The entries below should be quoted exactly, with no pictures carried over.

— Begin GIVEN RECORDS —

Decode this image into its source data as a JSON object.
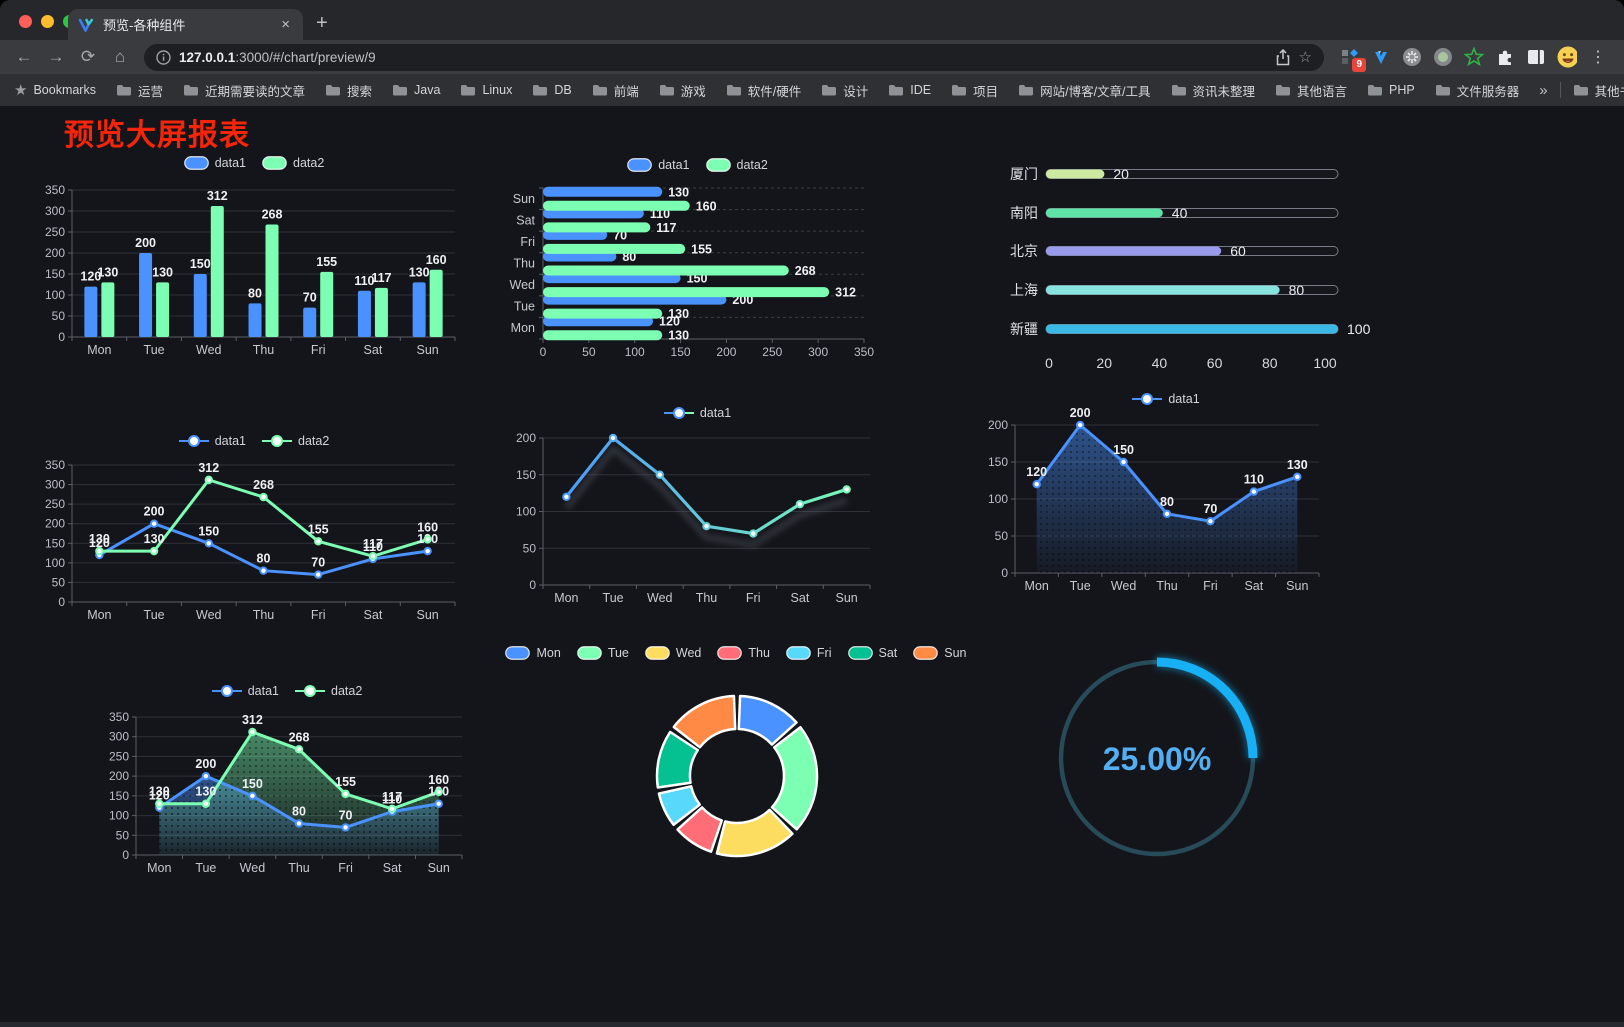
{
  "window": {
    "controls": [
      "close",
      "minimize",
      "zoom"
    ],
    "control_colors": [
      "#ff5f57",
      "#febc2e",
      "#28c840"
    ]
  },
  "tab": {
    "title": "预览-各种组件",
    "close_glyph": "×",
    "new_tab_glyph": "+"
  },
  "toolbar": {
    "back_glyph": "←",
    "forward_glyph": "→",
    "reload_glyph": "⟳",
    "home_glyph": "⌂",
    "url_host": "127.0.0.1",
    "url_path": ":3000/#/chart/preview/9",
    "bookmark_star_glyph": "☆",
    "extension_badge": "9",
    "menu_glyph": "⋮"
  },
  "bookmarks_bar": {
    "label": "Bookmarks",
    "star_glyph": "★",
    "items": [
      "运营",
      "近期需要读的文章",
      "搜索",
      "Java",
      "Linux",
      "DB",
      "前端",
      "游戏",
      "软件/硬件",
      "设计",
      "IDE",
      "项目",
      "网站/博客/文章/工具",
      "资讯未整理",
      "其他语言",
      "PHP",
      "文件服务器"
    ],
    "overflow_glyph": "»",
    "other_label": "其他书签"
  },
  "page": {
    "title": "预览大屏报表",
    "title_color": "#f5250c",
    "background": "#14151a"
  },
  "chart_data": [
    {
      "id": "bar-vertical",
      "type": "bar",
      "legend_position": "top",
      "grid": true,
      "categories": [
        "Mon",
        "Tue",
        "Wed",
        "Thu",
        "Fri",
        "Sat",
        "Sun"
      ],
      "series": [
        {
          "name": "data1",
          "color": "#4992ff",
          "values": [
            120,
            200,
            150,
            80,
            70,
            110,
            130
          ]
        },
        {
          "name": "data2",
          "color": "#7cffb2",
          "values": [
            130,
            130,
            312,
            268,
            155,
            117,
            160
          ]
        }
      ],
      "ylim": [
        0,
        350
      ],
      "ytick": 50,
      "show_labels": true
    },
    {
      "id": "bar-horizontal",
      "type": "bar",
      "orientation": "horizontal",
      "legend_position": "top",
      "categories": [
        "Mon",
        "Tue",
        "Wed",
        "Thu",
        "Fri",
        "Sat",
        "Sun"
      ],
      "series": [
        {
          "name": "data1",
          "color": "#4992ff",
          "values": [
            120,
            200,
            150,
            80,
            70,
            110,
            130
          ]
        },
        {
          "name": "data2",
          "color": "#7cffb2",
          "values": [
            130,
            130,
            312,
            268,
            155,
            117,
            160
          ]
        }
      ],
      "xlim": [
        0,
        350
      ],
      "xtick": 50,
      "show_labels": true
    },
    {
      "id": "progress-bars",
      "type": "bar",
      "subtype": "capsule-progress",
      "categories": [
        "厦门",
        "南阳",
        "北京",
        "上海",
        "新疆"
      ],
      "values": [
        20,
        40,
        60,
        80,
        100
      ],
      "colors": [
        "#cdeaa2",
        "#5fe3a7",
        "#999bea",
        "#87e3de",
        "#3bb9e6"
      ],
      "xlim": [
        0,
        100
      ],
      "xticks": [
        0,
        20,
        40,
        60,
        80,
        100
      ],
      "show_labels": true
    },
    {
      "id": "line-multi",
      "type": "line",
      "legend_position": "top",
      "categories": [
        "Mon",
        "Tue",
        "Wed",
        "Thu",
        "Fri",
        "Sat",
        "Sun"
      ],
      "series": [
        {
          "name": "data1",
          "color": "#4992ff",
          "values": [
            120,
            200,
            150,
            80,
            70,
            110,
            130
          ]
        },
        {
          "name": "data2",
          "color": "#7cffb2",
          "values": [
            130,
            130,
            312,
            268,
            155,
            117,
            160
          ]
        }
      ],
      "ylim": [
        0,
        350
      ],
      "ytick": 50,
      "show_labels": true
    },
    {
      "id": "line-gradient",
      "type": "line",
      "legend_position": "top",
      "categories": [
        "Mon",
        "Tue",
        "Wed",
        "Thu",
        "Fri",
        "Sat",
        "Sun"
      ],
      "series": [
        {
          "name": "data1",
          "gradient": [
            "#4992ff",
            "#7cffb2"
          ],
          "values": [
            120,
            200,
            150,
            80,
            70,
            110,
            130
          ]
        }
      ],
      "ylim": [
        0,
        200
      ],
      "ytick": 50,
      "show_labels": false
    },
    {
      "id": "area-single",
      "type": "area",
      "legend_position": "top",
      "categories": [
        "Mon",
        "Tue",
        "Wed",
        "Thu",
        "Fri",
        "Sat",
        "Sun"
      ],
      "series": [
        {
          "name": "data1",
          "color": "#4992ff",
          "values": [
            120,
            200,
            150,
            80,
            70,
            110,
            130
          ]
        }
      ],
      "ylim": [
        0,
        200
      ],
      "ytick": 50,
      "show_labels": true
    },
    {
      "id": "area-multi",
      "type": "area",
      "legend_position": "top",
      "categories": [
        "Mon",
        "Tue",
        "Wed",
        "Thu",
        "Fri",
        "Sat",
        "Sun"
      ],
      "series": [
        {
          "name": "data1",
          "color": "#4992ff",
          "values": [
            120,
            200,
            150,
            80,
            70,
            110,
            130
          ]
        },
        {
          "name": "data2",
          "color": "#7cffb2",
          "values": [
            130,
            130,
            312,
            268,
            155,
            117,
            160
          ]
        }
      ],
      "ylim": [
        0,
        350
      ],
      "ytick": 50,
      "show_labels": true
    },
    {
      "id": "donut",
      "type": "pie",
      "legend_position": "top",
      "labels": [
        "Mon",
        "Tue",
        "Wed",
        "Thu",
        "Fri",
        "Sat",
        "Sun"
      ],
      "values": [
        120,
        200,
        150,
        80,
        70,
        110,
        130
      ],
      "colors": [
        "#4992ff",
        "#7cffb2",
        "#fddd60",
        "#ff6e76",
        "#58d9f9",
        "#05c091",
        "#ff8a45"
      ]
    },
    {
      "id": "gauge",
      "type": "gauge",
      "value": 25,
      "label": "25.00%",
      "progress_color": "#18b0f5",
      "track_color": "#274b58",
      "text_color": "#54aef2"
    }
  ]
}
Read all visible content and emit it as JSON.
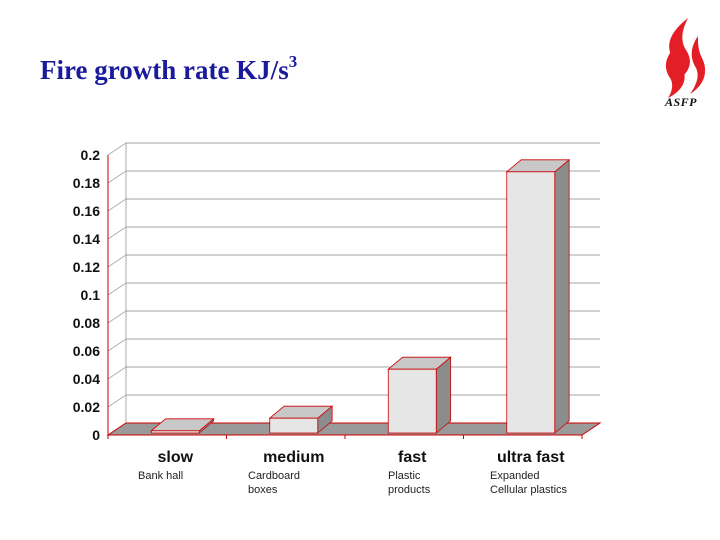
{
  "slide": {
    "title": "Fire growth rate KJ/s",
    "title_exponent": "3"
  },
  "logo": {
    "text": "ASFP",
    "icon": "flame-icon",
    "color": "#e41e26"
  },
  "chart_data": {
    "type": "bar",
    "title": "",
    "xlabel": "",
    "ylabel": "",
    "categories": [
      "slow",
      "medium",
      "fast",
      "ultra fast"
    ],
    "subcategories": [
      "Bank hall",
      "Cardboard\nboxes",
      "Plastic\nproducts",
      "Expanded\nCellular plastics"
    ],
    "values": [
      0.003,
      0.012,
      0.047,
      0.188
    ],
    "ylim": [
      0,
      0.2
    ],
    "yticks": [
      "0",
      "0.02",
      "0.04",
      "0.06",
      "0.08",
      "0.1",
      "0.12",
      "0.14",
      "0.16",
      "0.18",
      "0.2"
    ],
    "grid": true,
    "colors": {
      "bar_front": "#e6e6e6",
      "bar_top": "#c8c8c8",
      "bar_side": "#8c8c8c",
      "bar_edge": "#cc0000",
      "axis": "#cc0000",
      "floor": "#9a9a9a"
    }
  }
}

— End GIVEN RECORDS —

EXERCISE SOLUTION:
Decode this image into its source data as a JSON object.
{
  "window": {
    "controls": [
      "close",
      "minimize",
      "zoom"
    ],
    "control_colors": [
      "#ff5f57",
      "#febc2e",
      "#28c840"
    ]
  },
  "tab": {
    "title": "预览-各种组件",
    "close_glyph": "×",
    "new_tab_glyph": "+"
  },
  "toolbar": {
    "back_glyph": "←",
    "forward_glyph": "→",
    "reload_glyph": "⟳",
    "home_glyph": "⌂",
    "url_host": "127.0.0.1",
    "url_path": ":3000/#/chart/preview/9",
    "bookmark_star_glyph": "☆",
    "extension_badge": "9",
    "menu_glyph": "⋮"
  },
  "bookmarks_bar": {
    "label": "Bookmarks",
    "star_glyph": "★",
    "items": [
      "运营",
      "近期需要读的文章",
      "搜索",
      "Java",
      "Linux",
      "DB",
      "前端",
      "游戏",
      "软件/硬件",
      "设计",
      "IDE",
      "项目",
      "网站/博客/文章/工具",
      "资讯未整理",
      "其他语言",
      "PHP",
      "文件服务器"
    ],
    "overflow_glyph": "»",
    "other_label": "其他书签"
  },
  "page": {
    "title": "预览大屏报表",
    "title_color": "#f5250c",
    "background": "#14151a"
  },
  "chart_data": [
    {
      "id": "bar-vertical",
      "type": "bar",
      "legend_position": "top",
      "grid": true,
      "categories": [
        "Mon",
        "Tue",
        "Wed",
        "Thu",
        "Fri",
        "Sat",
        "Sun"
      ],
      "series": [
        {
          "name": "data1",
          "color": "#4992ff",
          "values": [
            120,
            200,
            150,
            80,
            70,
            110,
            130
          ]
        },
        {
          "name": "data2",
          "color": "#7cffb2",
          "values": [
            130,
            130,
            312,
            268,
            155,
            117,
            160
          ]
        }
      ],
      "ylim": [
        0,
        350
      ],
      "ytick": 50,
      "show_labels": true
    },
    {
      "id": "bar-horizontal",
      "type": "bar",
      "orientation": "horizontal",
      "legend_position": "top",
      "categories": [
        "Mon",
        "Tue",
        "Wed",
        "Thu",
        "Fri",
        "Sat",
        "Sun"
      ],
      "series": [
        {
          "name": "data1",
          "color": "#4992ff",
          "values": [
            120,
            200,
            150,
            80,
            70,
            110,
            130
          ]
        },
        {
          "name": "data2",
          "color": "#7cffb2",
          "values": [
            130,
            130,
            312,
            268,
            155,
            117,
            160
          ]
        }
      ],
      "xlim": [
        0,
        350
      ],
      "xtick": 50,
      "show_labels": true
    },
    {
      "id": "progress-bars",
      "type": "bar",
      "subtype": "capsule-progress",
      "categories": [
        "厦门",
        "南阳",
        "北京",
        "上海",
        "新疆"
      ],
      "values": [
        20,
        40,
        60,
        80,
        100
      ],
      "colors": [
        "#cdeaa2",
        "#5fe3a7",
        "#999bea",
        "#87e3de",
        "#3bb9e6"
      ],
      "xlim": [
        0,
        100
      ],
      "xticks": [
        0,
        20,
        40,
        60,
        80,
        100
      ],
      "show_labels": true
    },
    {
      "id": "line-multi",
      "type": "line",
      "legend_position": "top",
      "categories": [
        "Mon",
        "Tue",
        "Wed",
        "Thu",
        "Fri",
        "Sat",
        "Sun"
      ],
      "series": [
        {
          "name": "data1",
          "color": "#4992ff",
          "values": [
            120,
            200,
            150,
            80,
            70,
            110,
            130
          ]
        },
        {
          "name": "data2",
          "color": "#7cffb2",
          "values": [
            130,
            130,
            312,
            268,
            155,
            117,
            160
          ]
        }
      ],
      "ylim": [
        0,
        350
      ],
      "ytick": 50,
      "show_labels": true
    },
    {
      "id": "line-gradient",
      "type": "line",
      "legend_position": "top",
      "categories": [
        "Mon",
        "Tue",
        "Wed",
        "Thu",
        "Fri",
        "Sat",
        "Sun"
      ],
      "series": [
        {
          "name": "data1",
          "gradient": [
            "#4992ff",
            "#7cffb2"
          ],
          "values": [
            120,
            200,
            150,
            80,
            70,
            110,
            130
          ]
        }
      ],
      "ylim": [
        0,
        200
      ],
      "ytick": 50,
      "show_labels": false
    },
    {
      "id": "area-single",
      "type": "area",
      "legend_position": "top",
      "categories": [
        "Mon",
        "Tue",
        "Wed",
        "Thu",
        "Fri",
        "Sat",
        "Sun"
      ],
      "series": [
        {
          "name": "data1",
          "color": "#4992ff",
          "values": [
            120,
            200,
            150,
            80,
            70,
            110,
            130
          ]
        }
      ],
      "ylim": [
        0,
        200
      ],
      "ytick": 50,
      "show_labels": true
    },
    {
      "id": "area-multi",
      "type": "area",
      "legend_position": "top",
      "categories": [
        "Mon",
        "Tue",
        "Wed",
        "Thu",
        "Fri",
        "Sat",
        "Sun"
      ],
      "series": [
        {
          "name": "data1",
          "color": "#4992ff",
          "values": [
            120,
            200,
            150,
            80,
            70,
            110,
            130
          ]
        },
        {
          "name": "data2",
          "color": "#7cffb2",
          "values": [
            130,
            130,
            312,
            268,
            155,
            117,
            160
          ]
        }
      ],
      "ylim": [
        0,
        350
      ],
      "ytick": 50,
      "show_labels": true
    },
    {
      "id": "donut",
      "type": "pie",
      "legend_position": "top",
      "labels": [
        "Mon",
        "Tue",
        "Wed",
        "Thu",
        "Fri",
        "Sat",
        "Sun"
      ],
      "values": [
        120,
        200,
        150,
        80,
        70,
        110,
        130
      ],
      "colors": [
        "#4992ff",
        "#7cffb2",
        "#fddd60",
        "#ff6e76",
        "#58d9f9",
        "#05c091",
        "#ff8a45"
      ]
    },
    {
      "id": "gauge",
      "type": "gauge",
      "value": 25,
      "label": "25.00%",
      "progress_color": "#18b0f5",
      "track_color": "#274b58",
      "text_color": "#54aef2"
    }
  ]
}
Read all visible content and emit it as JSON.
{
  "slide": {
    "title": "Fire growth rate KJ/s",
    "title_exponent": "3"
  },
  "logo": {
    "text": "ASFP",
    "icon": "flame-icon",
    "color": "#e41e26"
  },
  "chart_data": {
    "type": "bar",
    "title": "",
    "xlabel": "",
    "ylabel": "",
    "categories": [
      "slow",
      "medium",
      "fast",
      "ultra fast"
    ],
    "subcategories": [
      "Bank hall",
      "Cardboard\nboxes",
      "Plastic\nproducts",
      "Expanded\nCellular plastics"
    ],
    "values": [
      0.003,
      0.012,
      0.047,
      0.188
    ],
    "ylim": [
      0,
      0.2
    ],
    "yticks": [
      "0",
      "0.02",
      "0.04",
      "0.06",
      "0.08",
      "0.1",
      "0.12",
      "0.14",
      "0.16",
      "0.18",
      "0.2"
    ],
    "grid": true,
    "colors": {
      "bar_front": "#e6e6e6",
      "bar_top": "#c8c8c8",
      "bar_side": "#8c8c8c",
      "bar_edge": "#cc0000",
      "axis": "#cc0000",
      "floor": "#9a9a9a"
    }
  }
}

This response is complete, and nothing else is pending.